====== GIVEN DATA ======

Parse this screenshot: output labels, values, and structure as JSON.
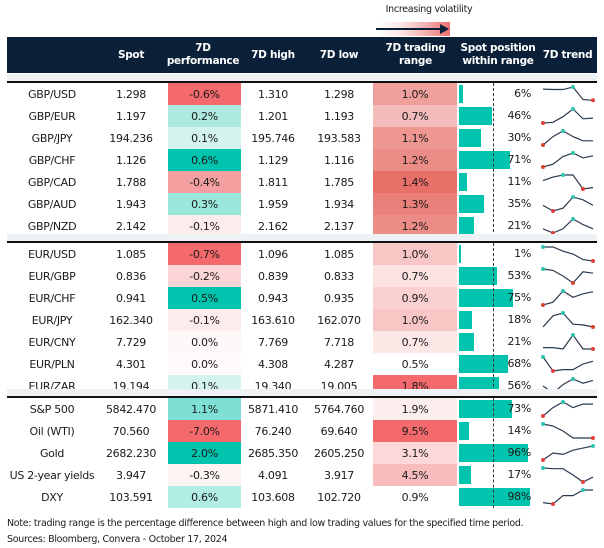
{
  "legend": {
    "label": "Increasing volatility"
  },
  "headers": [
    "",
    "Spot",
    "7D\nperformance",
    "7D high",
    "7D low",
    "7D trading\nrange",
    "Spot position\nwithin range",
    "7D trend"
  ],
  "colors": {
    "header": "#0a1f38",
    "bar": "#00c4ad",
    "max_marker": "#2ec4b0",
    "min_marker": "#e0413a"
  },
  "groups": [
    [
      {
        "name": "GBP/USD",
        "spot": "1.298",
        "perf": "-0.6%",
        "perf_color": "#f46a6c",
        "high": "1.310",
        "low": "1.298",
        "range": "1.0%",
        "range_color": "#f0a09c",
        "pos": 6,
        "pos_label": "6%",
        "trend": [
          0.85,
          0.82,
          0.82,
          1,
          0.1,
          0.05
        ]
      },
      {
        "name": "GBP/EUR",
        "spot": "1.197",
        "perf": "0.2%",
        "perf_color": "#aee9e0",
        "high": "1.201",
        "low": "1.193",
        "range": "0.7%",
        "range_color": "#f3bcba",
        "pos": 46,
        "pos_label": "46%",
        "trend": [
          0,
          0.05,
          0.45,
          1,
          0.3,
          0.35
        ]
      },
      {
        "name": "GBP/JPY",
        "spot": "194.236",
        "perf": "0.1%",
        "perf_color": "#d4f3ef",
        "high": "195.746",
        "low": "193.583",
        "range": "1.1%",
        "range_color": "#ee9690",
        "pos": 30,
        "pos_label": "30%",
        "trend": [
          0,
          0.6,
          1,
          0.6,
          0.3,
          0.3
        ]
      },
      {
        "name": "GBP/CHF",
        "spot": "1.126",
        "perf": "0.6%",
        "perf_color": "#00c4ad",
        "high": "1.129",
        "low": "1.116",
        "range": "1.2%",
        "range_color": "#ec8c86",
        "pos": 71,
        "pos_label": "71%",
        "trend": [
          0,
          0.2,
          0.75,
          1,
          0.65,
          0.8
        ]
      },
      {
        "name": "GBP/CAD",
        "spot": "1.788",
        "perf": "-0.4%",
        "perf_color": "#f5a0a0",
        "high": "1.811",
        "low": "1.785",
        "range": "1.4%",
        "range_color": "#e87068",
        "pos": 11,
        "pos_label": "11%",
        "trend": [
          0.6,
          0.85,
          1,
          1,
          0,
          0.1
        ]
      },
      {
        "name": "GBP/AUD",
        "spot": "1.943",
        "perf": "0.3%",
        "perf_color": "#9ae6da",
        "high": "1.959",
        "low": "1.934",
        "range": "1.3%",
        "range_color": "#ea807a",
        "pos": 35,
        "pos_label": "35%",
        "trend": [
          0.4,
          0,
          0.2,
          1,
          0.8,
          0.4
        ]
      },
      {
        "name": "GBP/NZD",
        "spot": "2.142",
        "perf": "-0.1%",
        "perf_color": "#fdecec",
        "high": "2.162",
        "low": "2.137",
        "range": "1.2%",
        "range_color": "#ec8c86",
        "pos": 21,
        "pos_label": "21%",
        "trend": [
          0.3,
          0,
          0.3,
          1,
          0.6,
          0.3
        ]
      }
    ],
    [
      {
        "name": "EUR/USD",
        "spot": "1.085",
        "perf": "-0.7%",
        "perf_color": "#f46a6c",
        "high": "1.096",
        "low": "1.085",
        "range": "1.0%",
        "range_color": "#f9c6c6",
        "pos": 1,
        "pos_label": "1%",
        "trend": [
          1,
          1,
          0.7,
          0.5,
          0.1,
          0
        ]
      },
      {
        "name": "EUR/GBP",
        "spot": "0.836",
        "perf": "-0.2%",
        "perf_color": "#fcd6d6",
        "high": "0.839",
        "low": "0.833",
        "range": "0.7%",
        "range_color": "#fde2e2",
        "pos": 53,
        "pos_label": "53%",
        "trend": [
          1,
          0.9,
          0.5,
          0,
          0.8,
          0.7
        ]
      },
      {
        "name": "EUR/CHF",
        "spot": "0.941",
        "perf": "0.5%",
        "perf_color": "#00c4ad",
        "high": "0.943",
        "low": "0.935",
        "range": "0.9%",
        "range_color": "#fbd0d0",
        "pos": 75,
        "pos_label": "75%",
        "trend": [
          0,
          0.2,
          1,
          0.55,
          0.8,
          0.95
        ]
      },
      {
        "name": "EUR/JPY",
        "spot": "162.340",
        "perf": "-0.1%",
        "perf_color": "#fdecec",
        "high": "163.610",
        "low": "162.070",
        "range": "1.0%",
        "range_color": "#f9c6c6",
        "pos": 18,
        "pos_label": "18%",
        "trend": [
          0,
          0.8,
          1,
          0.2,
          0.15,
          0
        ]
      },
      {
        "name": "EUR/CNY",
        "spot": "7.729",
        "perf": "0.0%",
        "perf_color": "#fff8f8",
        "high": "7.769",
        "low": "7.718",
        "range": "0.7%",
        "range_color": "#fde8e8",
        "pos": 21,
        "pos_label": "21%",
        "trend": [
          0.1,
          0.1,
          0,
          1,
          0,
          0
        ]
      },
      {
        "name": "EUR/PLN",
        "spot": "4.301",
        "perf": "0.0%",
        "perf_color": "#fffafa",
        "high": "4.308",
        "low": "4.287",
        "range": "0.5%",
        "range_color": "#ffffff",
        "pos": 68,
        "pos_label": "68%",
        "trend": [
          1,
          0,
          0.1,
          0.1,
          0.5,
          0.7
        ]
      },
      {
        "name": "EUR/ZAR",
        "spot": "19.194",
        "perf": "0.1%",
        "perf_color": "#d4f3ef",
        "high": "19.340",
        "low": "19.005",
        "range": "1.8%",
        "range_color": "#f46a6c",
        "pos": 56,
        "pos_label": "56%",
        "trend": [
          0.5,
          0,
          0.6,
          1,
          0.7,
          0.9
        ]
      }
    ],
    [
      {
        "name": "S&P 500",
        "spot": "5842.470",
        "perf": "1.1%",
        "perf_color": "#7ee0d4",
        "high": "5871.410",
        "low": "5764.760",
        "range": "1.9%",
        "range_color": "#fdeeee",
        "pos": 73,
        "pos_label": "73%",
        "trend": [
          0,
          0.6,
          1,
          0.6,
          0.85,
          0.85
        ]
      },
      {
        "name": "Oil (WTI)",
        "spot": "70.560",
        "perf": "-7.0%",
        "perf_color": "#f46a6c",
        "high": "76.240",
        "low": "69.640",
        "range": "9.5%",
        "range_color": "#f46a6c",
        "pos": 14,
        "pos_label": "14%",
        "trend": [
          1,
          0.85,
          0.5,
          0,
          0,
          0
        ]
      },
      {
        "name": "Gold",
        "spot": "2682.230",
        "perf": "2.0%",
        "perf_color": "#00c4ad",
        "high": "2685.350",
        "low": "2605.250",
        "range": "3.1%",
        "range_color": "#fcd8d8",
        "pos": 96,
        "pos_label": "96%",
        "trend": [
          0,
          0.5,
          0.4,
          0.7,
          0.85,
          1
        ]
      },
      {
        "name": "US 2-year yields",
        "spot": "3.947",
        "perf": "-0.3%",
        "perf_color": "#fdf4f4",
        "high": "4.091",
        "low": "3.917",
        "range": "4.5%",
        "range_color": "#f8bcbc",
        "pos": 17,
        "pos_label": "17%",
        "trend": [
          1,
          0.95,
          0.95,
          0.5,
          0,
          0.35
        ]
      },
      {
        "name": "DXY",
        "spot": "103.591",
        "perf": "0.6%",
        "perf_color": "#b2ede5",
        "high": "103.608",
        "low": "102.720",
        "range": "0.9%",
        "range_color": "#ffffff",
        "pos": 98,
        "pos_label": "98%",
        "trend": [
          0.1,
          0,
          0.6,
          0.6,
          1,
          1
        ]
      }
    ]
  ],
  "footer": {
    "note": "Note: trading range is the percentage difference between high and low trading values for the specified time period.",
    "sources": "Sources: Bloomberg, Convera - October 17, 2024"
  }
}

======

PROBLEM: All lines above containing the string "trading" are to be collected.

THE OUTPUT:
    "7D trading\nrange",
    "note": "Note: trading range is the percentage difference between high and low trading values for the specified time period.",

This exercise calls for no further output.